• Aim of the exercise
Print all entries word for word.

• Provided data
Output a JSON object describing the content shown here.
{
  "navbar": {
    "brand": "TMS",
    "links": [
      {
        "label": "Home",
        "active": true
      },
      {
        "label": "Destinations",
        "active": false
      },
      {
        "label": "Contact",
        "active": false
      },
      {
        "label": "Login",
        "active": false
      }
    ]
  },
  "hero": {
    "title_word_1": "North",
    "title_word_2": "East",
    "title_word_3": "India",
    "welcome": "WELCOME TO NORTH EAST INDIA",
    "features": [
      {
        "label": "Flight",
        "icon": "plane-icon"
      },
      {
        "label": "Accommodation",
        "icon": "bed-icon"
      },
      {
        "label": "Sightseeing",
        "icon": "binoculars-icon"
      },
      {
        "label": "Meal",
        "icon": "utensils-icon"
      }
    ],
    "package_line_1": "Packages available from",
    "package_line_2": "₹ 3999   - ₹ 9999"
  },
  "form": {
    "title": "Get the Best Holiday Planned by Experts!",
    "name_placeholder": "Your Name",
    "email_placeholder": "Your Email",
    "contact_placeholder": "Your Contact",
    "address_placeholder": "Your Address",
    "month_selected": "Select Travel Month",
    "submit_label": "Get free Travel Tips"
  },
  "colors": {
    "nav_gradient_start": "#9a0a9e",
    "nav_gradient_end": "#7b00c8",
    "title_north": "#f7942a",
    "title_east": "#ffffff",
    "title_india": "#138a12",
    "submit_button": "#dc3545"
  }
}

• Output below
Output a JSON object describing the content shown here.
{
  "navbar": {
    "brand": "TMS",
    "links": [
      {
        "label": "Home",
        "active": true
      },
      {
        "label": "Destinations",
        "active": false
      },
      {
        "label": "Contact",
        "active": false
      },
      {
        "label": "Login",
        "active": false
      }
    ]
  },
  "hero": {
    "title_word_1": "North",
    "title_word_2": "East",
    "title_word_3": "India",
    "welcome": "WELCOME TO NORTH EAST INDIA",
    "features": [
      {
        "label": "Flight",
        "icon": "plane-icon"
      },
      {
        "label": "Accommodation",
        "icon": "bed-icon"
      },
      {
        "label": "Sightseeing",
        "icon": "binoculars-icon"
      },
      {
        "label": "Meal",
        "icon": "utensils-icon"
      }
    ],
    "package_line_1": "Packages available from",
    "package_line_2": "₹ 3999   - ₹ 9999"
  },
  "form": {
    "title": "Get the Best Holiday Planned by Experts!",
    "name_placeholder": "Your Name",
    "email_placeholder": "Your Email",
    "contact_placeholder": "Your Contact",
    "address_placeholder": "Your Address",
    "month_selected": "Select Travel Month",
    "submit_label": "Get free Travel Tips"
  },
  "colors": {
    "nav_gradient_start": "#9a0a9e",
    "nav_gradient_end": "#7b00c8",
    "title_north": "#f7942a",
    "title_east": "#ffffff",
    "title_india": "#138a12",
    "submit_button": "#dc3545"
  }
}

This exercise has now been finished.